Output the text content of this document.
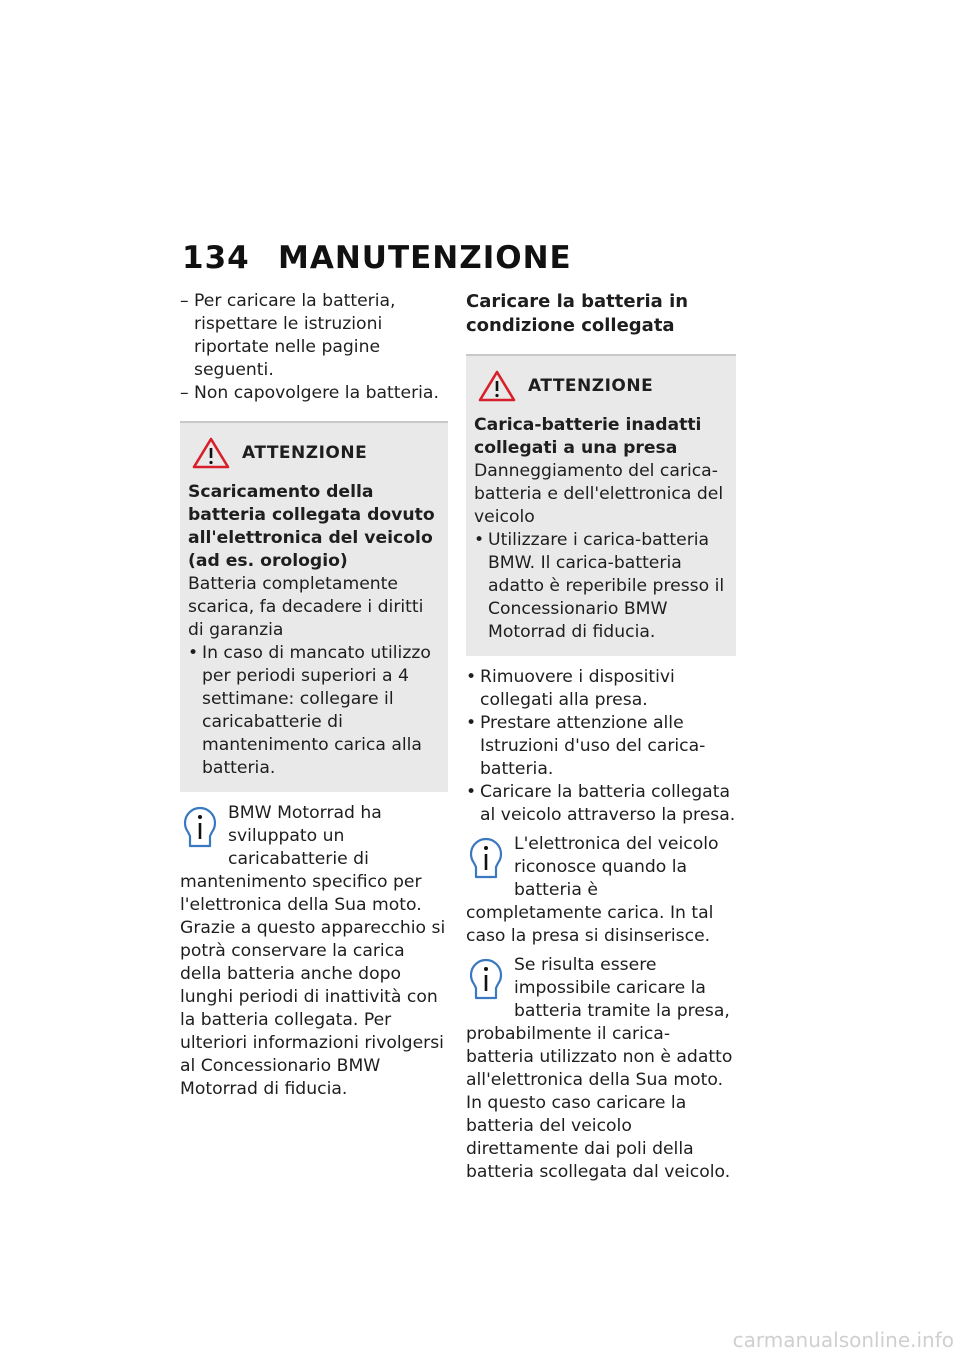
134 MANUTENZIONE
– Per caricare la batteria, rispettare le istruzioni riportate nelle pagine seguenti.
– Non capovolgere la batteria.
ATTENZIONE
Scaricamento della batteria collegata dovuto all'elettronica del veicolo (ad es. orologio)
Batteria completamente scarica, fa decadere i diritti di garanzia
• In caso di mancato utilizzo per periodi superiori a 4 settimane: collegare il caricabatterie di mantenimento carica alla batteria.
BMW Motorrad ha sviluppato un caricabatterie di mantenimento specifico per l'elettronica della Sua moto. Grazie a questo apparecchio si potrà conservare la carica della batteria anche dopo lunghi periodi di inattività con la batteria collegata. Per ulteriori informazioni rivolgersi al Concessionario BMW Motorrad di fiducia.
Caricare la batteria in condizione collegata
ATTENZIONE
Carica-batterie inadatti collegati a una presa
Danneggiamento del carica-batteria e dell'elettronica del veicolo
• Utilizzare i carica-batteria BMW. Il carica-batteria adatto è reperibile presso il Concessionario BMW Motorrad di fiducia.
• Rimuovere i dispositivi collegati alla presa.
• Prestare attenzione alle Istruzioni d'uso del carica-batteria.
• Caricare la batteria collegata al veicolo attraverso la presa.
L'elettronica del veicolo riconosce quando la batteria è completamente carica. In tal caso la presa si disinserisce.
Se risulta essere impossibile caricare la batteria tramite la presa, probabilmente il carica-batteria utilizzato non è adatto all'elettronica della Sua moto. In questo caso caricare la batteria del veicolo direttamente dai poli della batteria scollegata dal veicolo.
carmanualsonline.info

### WHAT IS BEING ASKED
Lines that hold the word "adatto" are the ones to return, every one of them.

### WORKED SOLUTION
• Utilizzare i carica-batteria BMW. Il carica-batteria adatto è reperibile presso il Concessionario BMW Motorrad di fiducia.
Se risulta essere impossibile caricare la batteria tramite la presa, probabilmente il carica-batteria utilizzato non è adatto all'elettronica della Sua moto. In questo caso caricare la batteria del veicolo direttamente dai poli della batteria scollegata dal veicolo.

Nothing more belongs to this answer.